→ **DATASET EXCERPTS**:
-=-=-

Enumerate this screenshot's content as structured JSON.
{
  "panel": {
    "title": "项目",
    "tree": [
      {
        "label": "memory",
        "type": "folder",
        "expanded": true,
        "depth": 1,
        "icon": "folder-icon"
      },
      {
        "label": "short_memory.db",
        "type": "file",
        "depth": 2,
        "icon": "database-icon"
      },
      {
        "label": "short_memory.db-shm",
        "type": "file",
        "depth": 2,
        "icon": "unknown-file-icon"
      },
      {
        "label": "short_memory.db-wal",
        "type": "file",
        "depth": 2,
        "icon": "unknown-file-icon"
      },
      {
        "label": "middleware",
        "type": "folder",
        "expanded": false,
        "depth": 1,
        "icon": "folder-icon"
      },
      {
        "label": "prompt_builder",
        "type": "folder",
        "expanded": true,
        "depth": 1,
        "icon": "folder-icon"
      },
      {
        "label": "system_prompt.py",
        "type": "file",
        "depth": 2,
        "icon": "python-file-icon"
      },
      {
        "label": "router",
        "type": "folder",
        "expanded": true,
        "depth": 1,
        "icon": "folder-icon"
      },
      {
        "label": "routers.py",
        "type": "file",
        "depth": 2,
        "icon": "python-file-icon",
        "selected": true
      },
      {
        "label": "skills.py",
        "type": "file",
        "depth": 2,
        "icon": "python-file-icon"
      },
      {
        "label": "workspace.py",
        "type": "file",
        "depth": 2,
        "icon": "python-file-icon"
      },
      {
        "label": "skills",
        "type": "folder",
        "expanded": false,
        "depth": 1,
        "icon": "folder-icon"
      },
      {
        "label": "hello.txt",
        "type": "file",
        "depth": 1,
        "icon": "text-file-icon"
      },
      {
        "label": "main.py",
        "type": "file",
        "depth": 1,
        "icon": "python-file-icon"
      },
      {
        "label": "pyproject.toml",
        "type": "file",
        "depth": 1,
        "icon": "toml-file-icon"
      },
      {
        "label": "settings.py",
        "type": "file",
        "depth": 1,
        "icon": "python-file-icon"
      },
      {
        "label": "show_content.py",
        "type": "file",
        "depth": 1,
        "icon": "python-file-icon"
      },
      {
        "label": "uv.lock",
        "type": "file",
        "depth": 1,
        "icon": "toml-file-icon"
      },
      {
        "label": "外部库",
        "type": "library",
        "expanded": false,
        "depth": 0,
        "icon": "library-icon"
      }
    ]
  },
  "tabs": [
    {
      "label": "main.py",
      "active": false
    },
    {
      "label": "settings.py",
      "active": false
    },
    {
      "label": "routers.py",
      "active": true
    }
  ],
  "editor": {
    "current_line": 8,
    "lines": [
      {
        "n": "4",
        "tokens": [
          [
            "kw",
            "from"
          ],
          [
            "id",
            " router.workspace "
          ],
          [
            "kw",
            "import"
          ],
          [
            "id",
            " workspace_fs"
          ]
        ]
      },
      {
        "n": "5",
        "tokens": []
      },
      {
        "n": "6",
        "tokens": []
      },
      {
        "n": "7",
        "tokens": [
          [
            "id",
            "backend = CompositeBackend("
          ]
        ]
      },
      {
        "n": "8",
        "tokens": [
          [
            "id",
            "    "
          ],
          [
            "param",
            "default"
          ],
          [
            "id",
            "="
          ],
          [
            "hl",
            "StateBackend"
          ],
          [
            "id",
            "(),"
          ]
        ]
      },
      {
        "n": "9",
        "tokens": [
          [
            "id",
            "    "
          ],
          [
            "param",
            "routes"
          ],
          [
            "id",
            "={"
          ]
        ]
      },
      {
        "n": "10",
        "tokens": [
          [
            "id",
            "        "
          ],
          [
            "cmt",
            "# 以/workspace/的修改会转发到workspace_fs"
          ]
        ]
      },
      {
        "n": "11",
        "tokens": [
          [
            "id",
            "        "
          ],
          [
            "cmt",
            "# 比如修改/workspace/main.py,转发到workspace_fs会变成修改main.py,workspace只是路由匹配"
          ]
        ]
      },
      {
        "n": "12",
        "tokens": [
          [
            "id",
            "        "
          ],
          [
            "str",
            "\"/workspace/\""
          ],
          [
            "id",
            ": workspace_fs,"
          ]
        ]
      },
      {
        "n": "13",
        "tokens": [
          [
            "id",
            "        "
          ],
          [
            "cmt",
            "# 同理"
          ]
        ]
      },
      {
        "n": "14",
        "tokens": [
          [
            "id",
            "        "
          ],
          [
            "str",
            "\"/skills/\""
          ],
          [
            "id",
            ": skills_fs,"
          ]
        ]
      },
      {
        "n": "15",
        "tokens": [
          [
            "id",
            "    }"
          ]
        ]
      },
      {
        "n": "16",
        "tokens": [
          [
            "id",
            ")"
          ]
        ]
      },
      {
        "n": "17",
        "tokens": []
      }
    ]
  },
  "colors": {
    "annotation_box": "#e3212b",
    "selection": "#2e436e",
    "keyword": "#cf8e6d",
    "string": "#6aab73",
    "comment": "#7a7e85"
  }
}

-=-=-

→ **WHAT YOU HAVE TO DO**:
Reproduce the records word for word.

→ **THE REPLY**:
Enumerate this screenshot's content as structured JSON.
{
  "panel": {
    "title": "项目",
    "tree": [
      {
        "label": "memory",
        "type": "folder",
        "expanded": true,
        "depth": 1,
        "icon": "folder-icon"
      },
      {
        "label": "short_memory.db",
        "type": "file",
        "depth": 2,
        "icon": "database-icon"
      },
      {
        "label": "short_memory.db-shm",
        "type": "file",
        "depth": 2,
        "icon": "unknown-file-icon"
      },
      {
        "label": "short_memory.db-wal",
        "type": "file",
        "depth": 2,
        "icon": "unknown-file-icon"
      },
      {
        "label": "middleware",
        "type": "folder",
        "expanded": false,
        "depth": 1,
        "icon": "folder-icon"
      },
      {
        "label": "prompt_builder",
        "type": "folder",
        "expanded": true,
        "depth": 1,
        "icon": "folder-icon"
      },
      {
        "label": "system_prompt.py",
        "type": "file",
        "depth": 2,
        "icon": "python-file-icon"
      },
      {
        "label": "router",
        "type": "folder",
        "expanded": true,
        "depth": 1,
        "icon": "folder-icon"
      },
      {
        "label": "routers.py",
        "type": "file",
        "depth": 2,
        "icon": "python-file-icon",
        "selected": true
      },
      {
        "label": "skills.py",
        "type": "file",
        "depth": 2,
        "icon": "python-file-icon"
      },
      {
        "label": "workspace.py",
        "type": "file",
        "depth": 2,
        "icon": "python-file-icon"
      },
      {
        "label": "skills",
        "type": "folder",
        "expanded": false,
        "depth": 1,
        "icon": "folder-icon"
      },
      {
        "label": "hello.txt",
        "type": "file",
        "depth": 1,
        "icon": "text-file-icon"
      },
      {
        "label": "main.py",
        "type": "file",
        "depth": 1,
        "icon": "python-file-icon"
      },
      {
        "label": "pyproject.toml",
        "type": "file",
        "depth": 1,
        "icon": "toml-file-icon"
      },
      {
        "label": "settings.py",
        "type": "file",
        "depth": 1,
        "icon": "python-file-icon"
      },
      {
        "label": "show_content.py",
        "type": "file",
        "depth": 1,
        "icon": "python-file-icon"
      },
      {
        "label": "uv.lock",
        "type": "file",
        "depth": 1,
        "icon": "toml-file-icon"
      },
      {
        "label": "外部库",
        "type": "library",
        "expanded": false,
        "depth": 0,
        "icon": "library-icon"
      }
    ]
  },
  "tabs": [
    {
      "label": "main.py",
      "active": false
    },
    {
      "label": "settings.py",
      "active": false
    },
    {
      "label": "routers.py",
      "active": true
    }
  ],
  "editor": {
    "current_line": 8,
    "lines": [
      {
        "n": "4",
        "tokens": [
          [
            "kw",
            "from"
          ],
          [
            "id",
            " router.workspace "
          ],
          [
            "kw",
            "import"
          ],
          [
            "id",
            " workspace_fs"
          ]
        ]
      },
      {
        "n": "5",
        "tokens": []
      },
      {
        "n": "6",
        "tokens": []
      },
      {
        "n": "7",
        "tokens": [
          [
            "id",
            "backend = CompositeBackend("
          ]
        ]
      },
      {
        "n": "8",
        "tokens": [
          [
            "id",
            "    "
          ],
          [
            "param",
            "default"
          ],
          [
            "id",
            "="
          ],
          [
            "hl",
            "StateBackend"
          ],
          [
            "id",
            "(),"
          ]
        ]
      },
      {
        "n": "9",
        "tokens": [
          [
            "id",
            "    "
          ],
          [
            "param",
            "routes"
          ],
          [
            "id",
            "={"
          ]
        ]
      },
      {
        "n": "10",
        "tokens": [
          [
            "id",
            "        "
          ],
          [
            "cmt",
            "# 以/workspace/的修改会转发到workspace_fs"
          ]
        ]
      },
      {
        "n": "11",
        "tokens": [
          [
            "id",
            "        "
          ],
          [
            "cmt",
            "# 比如修改/workspace/main.py,转发到workspace_fs会变成修改main.py,workspace只是路由匹配"
          ]
        ]
      },
      {
        "n": "12",
        "tokens": [
          [
            "id",
            "        "
          ],
          [
            "str",
            "\"/workspace/\""
          ],
          [
            "id",
            ": workspace_fs,"
          ]
        ]
      },
      {
        "n": "13",
        "tokens": [
          [
            "id",
            "        "
          ],
          [
            "cmt",
            "# 同理"
          ]
        ]
      },
      {
        "n": "14",
        "tokens": [
          [
            "id",
            "        "
          ],
          [
            "str",
            "\"/skills/\""
          ],
          [
            "id",
            ": skills_fs,"
          ]
        ]
      },
      {
        "n": "15",
        "tokens": [
          [
            "id",
            "    }"
          ]
        ]
      },
      {
        "n": "16",
        "tokens": [
          [
            "id",
            ")"
          ]
        ]
      },
      {
        "n": "17",
        "tokens": []
      }
    ]
  },
  "colors": {
    "annotation_box": "#e3212b",
    "selection": "#2e436e",
    "keyword": "#cf8e6d",
    "string": "#6aab73",
    "comment": "#7a7e85"
  }
}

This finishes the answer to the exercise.